● **Problem description**: Filter the records for lines holding the string "over".

>>>

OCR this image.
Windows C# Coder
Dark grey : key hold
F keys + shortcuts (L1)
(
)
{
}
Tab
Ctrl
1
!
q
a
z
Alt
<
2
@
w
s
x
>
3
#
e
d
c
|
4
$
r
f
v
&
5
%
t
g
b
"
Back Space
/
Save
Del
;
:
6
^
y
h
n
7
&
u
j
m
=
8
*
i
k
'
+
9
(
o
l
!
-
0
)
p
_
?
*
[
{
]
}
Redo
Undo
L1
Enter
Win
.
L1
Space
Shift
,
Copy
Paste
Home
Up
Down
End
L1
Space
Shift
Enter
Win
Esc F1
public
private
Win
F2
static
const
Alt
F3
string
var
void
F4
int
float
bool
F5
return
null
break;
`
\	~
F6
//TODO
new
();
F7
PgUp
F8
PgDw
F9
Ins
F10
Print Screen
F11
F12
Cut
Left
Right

<<<
>>>

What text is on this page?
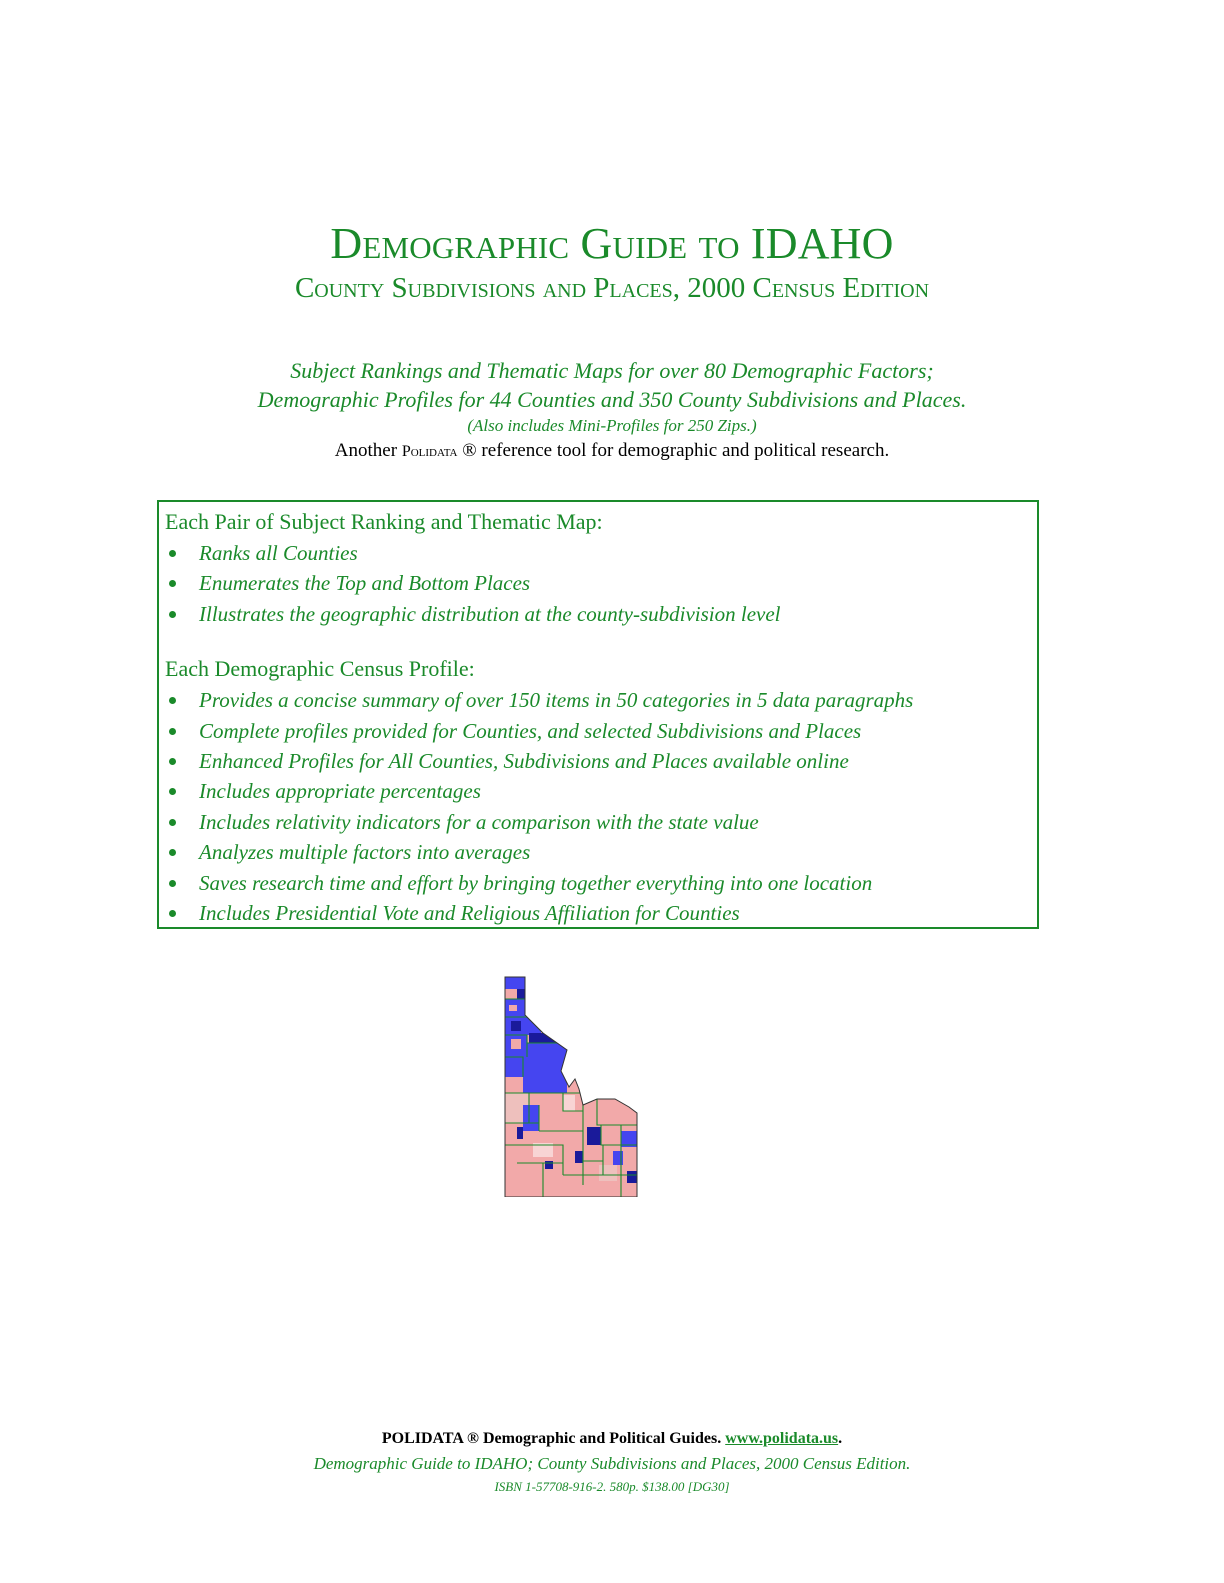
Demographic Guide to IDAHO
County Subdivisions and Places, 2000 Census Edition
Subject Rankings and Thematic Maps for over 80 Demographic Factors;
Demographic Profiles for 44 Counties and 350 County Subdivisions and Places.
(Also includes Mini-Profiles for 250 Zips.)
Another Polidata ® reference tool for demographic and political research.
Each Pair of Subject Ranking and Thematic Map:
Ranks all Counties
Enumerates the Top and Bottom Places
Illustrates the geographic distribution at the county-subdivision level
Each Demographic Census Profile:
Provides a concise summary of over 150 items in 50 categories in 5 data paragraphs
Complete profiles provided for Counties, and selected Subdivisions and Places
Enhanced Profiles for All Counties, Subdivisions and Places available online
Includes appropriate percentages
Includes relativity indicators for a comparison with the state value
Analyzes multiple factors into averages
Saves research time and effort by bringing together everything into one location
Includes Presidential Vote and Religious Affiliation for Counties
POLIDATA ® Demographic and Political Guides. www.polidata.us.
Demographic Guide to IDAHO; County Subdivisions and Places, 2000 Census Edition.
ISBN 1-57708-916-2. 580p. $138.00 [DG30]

<<<

● **Exercise solution**:
Subject Rankings and Thematic Maps for over 80 Demographic Factors;
Provides a concise summary of over 150 items in 50 categories in 5 data paragraphs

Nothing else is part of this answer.